To do: Retype each entry below exactly as it stands.

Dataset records
· · · ·
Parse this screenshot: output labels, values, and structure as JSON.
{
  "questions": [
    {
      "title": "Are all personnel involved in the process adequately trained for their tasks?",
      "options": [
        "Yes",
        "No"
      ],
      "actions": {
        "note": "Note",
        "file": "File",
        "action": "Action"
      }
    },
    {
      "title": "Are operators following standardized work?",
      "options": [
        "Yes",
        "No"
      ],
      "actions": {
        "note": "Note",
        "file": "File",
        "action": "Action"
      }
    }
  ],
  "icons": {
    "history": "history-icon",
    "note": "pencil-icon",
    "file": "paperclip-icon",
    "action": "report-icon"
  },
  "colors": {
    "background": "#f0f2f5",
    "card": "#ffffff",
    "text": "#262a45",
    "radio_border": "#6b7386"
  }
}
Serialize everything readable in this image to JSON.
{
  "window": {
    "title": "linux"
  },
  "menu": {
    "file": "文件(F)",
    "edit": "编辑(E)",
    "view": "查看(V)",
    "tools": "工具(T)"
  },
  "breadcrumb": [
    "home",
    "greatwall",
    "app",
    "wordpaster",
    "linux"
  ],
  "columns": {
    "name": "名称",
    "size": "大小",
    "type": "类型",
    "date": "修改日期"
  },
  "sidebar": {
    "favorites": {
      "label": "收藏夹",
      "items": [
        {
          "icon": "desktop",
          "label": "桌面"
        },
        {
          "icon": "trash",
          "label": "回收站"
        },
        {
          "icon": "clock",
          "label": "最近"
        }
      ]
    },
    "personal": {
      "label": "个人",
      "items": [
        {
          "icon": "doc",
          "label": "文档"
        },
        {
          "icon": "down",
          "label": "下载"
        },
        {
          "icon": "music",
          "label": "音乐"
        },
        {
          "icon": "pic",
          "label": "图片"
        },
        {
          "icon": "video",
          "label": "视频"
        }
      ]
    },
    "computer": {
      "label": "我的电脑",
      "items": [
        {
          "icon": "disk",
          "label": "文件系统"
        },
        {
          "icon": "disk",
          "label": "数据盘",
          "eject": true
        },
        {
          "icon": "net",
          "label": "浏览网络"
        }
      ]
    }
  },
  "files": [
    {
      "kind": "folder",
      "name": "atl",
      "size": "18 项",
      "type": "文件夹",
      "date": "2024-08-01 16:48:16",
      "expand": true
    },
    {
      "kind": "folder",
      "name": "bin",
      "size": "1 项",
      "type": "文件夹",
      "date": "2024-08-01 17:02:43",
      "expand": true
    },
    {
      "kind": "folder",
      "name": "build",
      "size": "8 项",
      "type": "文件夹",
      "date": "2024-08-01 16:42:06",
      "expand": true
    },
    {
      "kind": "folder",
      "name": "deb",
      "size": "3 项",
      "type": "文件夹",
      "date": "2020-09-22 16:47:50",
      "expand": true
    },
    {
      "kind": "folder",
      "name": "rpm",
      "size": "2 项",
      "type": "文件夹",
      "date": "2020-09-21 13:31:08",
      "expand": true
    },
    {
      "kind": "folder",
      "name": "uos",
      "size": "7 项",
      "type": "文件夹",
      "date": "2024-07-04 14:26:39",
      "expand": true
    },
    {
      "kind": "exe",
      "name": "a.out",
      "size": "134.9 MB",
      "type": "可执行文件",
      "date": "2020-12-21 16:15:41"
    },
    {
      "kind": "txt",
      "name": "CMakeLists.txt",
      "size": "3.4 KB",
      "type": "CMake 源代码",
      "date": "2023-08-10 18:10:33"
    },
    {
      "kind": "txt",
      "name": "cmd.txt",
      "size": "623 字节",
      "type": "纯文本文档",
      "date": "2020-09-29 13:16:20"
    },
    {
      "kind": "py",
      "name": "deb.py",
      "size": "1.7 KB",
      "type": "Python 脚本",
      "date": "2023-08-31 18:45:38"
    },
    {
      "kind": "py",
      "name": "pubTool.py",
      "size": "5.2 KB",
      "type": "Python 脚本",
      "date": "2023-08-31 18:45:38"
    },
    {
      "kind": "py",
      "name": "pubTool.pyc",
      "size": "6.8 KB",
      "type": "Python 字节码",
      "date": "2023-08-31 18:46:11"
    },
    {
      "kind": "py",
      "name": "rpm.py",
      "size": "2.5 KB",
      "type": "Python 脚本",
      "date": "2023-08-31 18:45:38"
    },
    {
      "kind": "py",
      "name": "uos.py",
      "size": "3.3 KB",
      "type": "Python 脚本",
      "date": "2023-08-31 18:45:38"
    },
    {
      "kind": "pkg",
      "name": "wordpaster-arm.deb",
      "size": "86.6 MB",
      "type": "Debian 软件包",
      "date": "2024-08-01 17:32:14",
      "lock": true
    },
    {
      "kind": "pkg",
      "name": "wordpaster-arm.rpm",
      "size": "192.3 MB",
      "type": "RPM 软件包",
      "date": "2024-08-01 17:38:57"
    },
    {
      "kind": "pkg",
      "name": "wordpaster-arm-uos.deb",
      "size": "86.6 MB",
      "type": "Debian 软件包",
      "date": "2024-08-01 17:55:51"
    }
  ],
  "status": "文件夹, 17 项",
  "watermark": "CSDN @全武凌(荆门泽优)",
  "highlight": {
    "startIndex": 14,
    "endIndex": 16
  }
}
· · · ·
Task result:
Parse this screenshot: output labels, values, and structure as JSON.
{
  "questions": [
    {
      "title": "Are all personnel involved in the process adequately trained for their tasks?",
      "options": [
        "Yes",
        "No"
      ],
      "actions": {
        "note": "Note",
        "file": "File",
        "action": "Action"
      }
    },
    {
      "title": "Are operators following standardized work?",
      "options": [
        "Yes",
        "No"
      ],
      "actions": {
        "note": "Note",
        "file": "File",
        "action": "Action"
      }
    }
  ],
  "icons": {
    "history": "history-icon",
    "note": "pencil-icon",
    "file": "paperclip-icon",
    "action": "report-icon"
  },
  "colors": {
    "background": "#f0f2f5",
    "card": "#ffffff",
    "text": "#262a45",
    "radio_border": "#6b7386"
  }
}
Serialize everything readable in this image to JSON.
{
  "window": {
    "title": "linux"
  },
  "menu": {
    "file": "文件(F)",
    "edit": "编辑(E)",
    "view": "查看(V)",
    "tools": "工具(T)"
  },
  "breadcrumb": [
    "home",
    "greatwall",
    "app",
    "wordpaster",
    "linux"
  ],
  "columns": {
    "name": "名称",
    "size": "大小",
    "type": "类型",
    "date": "修改日期"
  },
  "sidebar": {
    "favorites": {
      "label": "收藏夹",
      "items": [
        {
          "icon": "desktop",
          "label": "桌面"
        },
        {
          "icon": "trash",
          "label": "回收站"
        },
        {
          "icon": "clock",
          "label": "最近"
        }
      ]
    },
    "personal": {
      "label": "个人",
      "items": [
        {
          "icon": "doc",
          "label": "文档"
        },
        {
          "icon": "down",
          "label": "下载"
        },
        {
          "icon": "music",
          "label": "音乐"
        },
        {
          "icon": "pic",
          "label": "图片"
        },
        {
          "icon": "video",
          "label": "视频"
        }
      ]
    },
    "computer": {
      "label": "我的电脑",
      "items": [
        {
          "icon": "disk",
          "label": "文件系统"
        },
        {
          "icon": "disk",
          "label": "数据盘",
          "eject": true
        },
        {
          "icon": "net",
          "label": "浏览网络"
        }
      ]
    }
  },
  "files": [
    {
      "kind": "folder",
      "name": "atl",
      "size": "18 项",
      "type": "文件夹",
      "date": "2024-08-01 16:48:16",
      "expand": true
    },
    {
      "kind": "folder",
      "name": "bin",
      "size": "1 项",
      "type": "文件夹",
      "date": "2024-08-01 17:02:43",
      "expand": true
    },
    {
      "kind": "folder",
      "name": "build",
      "size": "8 项",
      "type": "文件夹",
      "date": "2024-08-01 16:42:06",
      "expand": true
    },
    {
      "kind": "folder",
      "name": "deb",
      "size": "3 项",
      "type": "文件夹",
      "date": "2020-09-22 16:47:50",
      "expand": true
    },
    {
      "kind": "folder",
      "name": "rpm",
      "size": "2 项",
      "type": "文件夹",
      "date": "2020-09-21 13:31:08",
      "expand": true
    },
    {
      "kind": "folder",
      "name": "uos",
      "size": "7 项",
      "type": "文件夹",
      "date": "2024-07-04 14:26:39",
      "expand": true
    },
    {
      "kind": "exe",
      "name": "a.out",
      "size": "134.9 MB",
      "type": "可执行文件",
      "date": "2020-12-21 16:15:41"
    },
    {
      "kind": "txt",
      "name": "CMakeLists.txt",
      "size": "3.4 KB",
      "type": "CMake 源代码",
      "date": "2023-08-10 18:10:33"
    },
    {
      "kind": "txt",
      "name": "cmd.txt",
      "size": "623 字节",
      "type": "纯文本文档",
      "date": "2020-09-29 13:16:20"
    },
    {
      "kind": "py",
      "name": "deb.py",
      "size": "1.7 KB",
      "type": "Python 脚本",
      "date": "2023-08-31 18:45:38"
    },
    {
      "kind": "py",
      "name": "pubTool.py",
      "size": "5.2 KB",
      "type": "Python 脚本",
      "date": "2023-08-31 18:45:38"
    },
    {
      "kind": "py",
      "name": "pubTool.pyc",
      "size": "6.8 KB",
      "type": "Python 字节码",
      "date": "2023-08-31 18:46:11"
    },
    {
      "kind": "py",
      "name": "rpm.py",
      "size": "2.5 KB",
      "type": "Python 脚本",
      "date": "2023-08-31 18:45:38"
    },
    {
      "kind": "py",
      "name": "uos.py",
      "size": "3.3 KB",
      "type": "Python 脚本",
      "date": "2023-08-31 18:45:38"
    },
    {
      "kind": "pkg",
      "name": "wordpaster-arm.deb",
      "size": "86.6 MB",
      "type": "Debian 软件包",
      "date": "2024-08-01 17:32:14",
      "lock": true
    },
    {
      "kind": "pkg",
      "name": "wordpaster-arm.rpm",
      "size": "192.3 MB",
      "type": "RPM 软件包",
      "date": "2024-08-01 17:38:57"
    },
    {
      "kind": "pkg",
      "name": "wordpaster-arm-uos.deb",
      "size": "86.6 MB",
      "type": "Debian 软件包",
      "date": "2024-08-01 17:55:51"
    }
  ],
  "status": "文件夹, 17 项",
  "watermark": "CSDN @全武凌(荆门泽优)",
  "highlight": {
    "startIndex": 14,
    "endIndex": 16
  }
}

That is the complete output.